# TASK
Each record must be retyped in full. No character may differ.

# SOURCE MATERIAL
▶

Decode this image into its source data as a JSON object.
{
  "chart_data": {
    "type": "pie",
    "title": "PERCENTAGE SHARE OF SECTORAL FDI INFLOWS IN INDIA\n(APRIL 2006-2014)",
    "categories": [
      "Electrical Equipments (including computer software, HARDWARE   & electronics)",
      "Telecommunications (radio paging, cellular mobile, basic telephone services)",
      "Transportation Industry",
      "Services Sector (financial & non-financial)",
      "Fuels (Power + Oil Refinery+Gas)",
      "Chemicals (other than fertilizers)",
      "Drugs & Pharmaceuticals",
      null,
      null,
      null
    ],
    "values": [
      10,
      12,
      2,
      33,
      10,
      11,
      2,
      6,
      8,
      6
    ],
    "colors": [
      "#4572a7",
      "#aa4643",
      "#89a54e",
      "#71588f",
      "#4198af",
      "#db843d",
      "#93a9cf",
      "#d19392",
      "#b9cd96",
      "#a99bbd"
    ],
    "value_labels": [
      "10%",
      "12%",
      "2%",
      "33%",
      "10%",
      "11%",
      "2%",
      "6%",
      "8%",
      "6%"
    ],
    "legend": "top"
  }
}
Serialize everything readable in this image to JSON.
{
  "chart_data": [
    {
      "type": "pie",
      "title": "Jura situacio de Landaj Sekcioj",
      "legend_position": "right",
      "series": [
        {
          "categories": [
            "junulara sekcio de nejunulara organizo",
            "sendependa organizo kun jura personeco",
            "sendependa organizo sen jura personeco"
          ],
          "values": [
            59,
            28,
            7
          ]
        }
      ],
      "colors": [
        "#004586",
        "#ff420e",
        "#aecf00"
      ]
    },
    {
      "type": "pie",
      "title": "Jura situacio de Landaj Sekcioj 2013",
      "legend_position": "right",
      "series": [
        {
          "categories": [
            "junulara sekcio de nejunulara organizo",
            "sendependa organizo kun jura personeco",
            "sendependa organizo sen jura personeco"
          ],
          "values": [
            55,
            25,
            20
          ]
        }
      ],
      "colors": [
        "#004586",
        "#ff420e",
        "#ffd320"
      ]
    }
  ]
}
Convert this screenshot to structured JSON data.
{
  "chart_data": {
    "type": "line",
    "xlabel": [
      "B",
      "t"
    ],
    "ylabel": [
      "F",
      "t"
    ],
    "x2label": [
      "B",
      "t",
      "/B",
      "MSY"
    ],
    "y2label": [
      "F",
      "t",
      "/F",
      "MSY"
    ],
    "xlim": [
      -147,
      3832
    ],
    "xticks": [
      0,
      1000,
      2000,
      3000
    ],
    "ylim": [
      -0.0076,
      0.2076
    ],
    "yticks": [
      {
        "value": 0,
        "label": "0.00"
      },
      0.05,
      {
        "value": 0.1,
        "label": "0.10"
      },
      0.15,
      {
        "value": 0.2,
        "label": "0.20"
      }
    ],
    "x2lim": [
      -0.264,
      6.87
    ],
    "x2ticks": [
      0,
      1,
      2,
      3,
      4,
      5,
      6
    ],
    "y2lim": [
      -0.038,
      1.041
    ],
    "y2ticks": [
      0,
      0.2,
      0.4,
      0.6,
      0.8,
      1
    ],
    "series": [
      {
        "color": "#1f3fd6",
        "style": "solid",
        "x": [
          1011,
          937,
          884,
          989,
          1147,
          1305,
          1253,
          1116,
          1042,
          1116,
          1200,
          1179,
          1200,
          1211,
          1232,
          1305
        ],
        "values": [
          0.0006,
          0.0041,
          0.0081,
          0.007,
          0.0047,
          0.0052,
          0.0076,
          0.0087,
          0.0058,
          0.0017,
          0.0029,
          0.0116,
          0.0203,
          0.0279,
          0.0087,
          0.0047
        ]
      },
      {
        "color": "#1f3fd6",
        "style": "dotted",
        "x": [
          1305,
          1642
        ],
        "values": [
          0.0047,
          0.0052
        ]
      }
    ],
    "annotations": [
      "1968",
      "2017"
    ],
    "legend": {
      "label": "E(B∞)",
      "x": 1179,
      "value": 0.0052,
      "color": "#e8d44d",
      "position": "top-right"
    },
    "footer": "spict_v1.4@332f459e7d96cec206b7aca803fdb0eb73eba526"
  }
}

◀

# TASK RESULT
Decode this image into its source data as a JSON object.
{
  "chart_data": {
    "type": "pie",
    "title": "PERCENTAGE SHARE OF SECTORAL FDI INFLOWS IN INDIA\n(APRIL 2006-2014)",
    "categories": [
      "Electrical Equipments (including computer software, HARDWARE   & electronics)",
      "Telecommunications (radio paging, cellular mobile, basic telephone services)",
      "Transportation Industry",
      "Services Sector (financial & non-financial)",
      "Fuels (Power + Oil Refinery+Gas)",
      "Chemicals (other than fertilizers)",
      "Drugs & Pharmaceuticals",
      null,
      null,
      null
    ],
    "values": [
      10,
      12,
      2,
      33,
      10,
      11,
      2,
      6,
      8,
      6
    ],
    "colors": [
      "#4572a7",
      "#aa4643",
      "#89a54e",
      "#71588f",
      "#4198af",
      "#db843d",
      "#93a9cf",
      "#d19392",
      "#b9cd96",
      "#a99bbd"
    ],
    "value_labels": [
      "10%",
      "12%",
      "2%",
      "33%",
      "10%",
      "11%",
      "2%",
      "6%",
      "8%",
      "6%"
    ],
    "legend": "top"
  }
}
Serialize everything readable in this image to JSON.
{
  "chart_data": [
    {
      "type": "pie",
      "title": "Jura situacio de Landaj Sekcioj",
      "legend_position": "right",
      "series": [
        {
          "categories": [
            "junulara sekcio de nejunulara organizo",
            "sendependa organizo kun jura personeco",
            "sendependa organizo sen jura personeco"
          ],
          "values": [
            59,
            28,
            7
          ]
        }
      ],
      "colors": [
        "#004586",
        "#ff420e",
        "#aecf00"
      ]
    },
    {
      "type": "pie",
      "title": "Jura situacio de Landaj Sekcioj 2013",
      "legend_position": "right",
      "series": [
        {
          "categories": [
            "junulara sekcio de nejunulara organizo",
            "sendependa organizo kun jura personeco",
            "sendependa organizo sen jura personeco"
          ],
          "values": [
            55,
            25,
            20
          ]
        }
      ],
      "colors": [
        "#004586",
        "#ff420e",
        "#ffd320"
      ]
    }
  ]
}
Convert this screenshot to structured JSON data.
{
  "chart_data": {
    "type": "line",
    "xlabel": [
      "B",
      "t"
    ],
    "ylabel": [
      "F",
      "t"
    ],
    "x2label": [
      "B",
      "t",
      "/B",
      "MSY"
    ],
    "y2label": [
      "F",
      "t",
      "/F",
      "MSY"
    ],
    "xlim": [
      -147,
      3832
    ],
    "xticks": [
      0,
      1000,
      2000,
      3000
    ],
    "ylim": [
      -0.0076,
      0.2076
    ],
    "yticks": [
      {
        "value": 0,
        "label": "0.00"
      },
      0.05,
      {
        "value": 0.1,
        "label": "0.10"
      },
      0.15,
      {
        "value": 0.2,
        "label": "0.20"
      }
    ],
    "x2lim": [
      -0.264,
      6.87
    ],
    "x2ticks": [
      0,
      1,
      2,
      3,
      4,
      5,
      6
    ],
    "y2lim": [
      -0.038,
      1.041
    ],
    "y2ticks": [
      0,
      0.2,
      0.4,
      0.6,
      0.8,
      1
    ],
    "series": [
      {
        "color": "#1f3fd6",
        "style": "solid",
        "x": [
          1011,
          937,
          884,
          989,
          1147,
          1305,
          1253,
          1116,
          1042,
          1116,
          1200,
          1179,
          1200,
          1211,
          1232,
          1305
        ],
        "values": [
          0.0006,
          0.0041,
          0.0081,
          0.007,
          0.0047,
          0.0052,
          0.0076,
          0.0087,
          0.0058,
          0.0017,
          0.0029,
          0.0116,
          0.0203,
          0.0279,
          0.0087,
          0.0047
        ]
      },
      {
        "color": "#1f3fd6",
        "style": "dotted",
        "x": [
          1305,
          1642
        ],
        "values": [
          0.0047,
          0.0052
        ]
      }
    ],
    "annotations": [
      "1968",
      "2017"
    ],
    "legend": {
      "label": "E(B∞)",
      "x": 1179,
      "value": 0.0052,
      "color": "#e8d44d",
      "position": "top-right"
    },
    "footer": "spict_v1.4@332f459e7d96cec206b7aca803fdb0eb73eba526"
  }
}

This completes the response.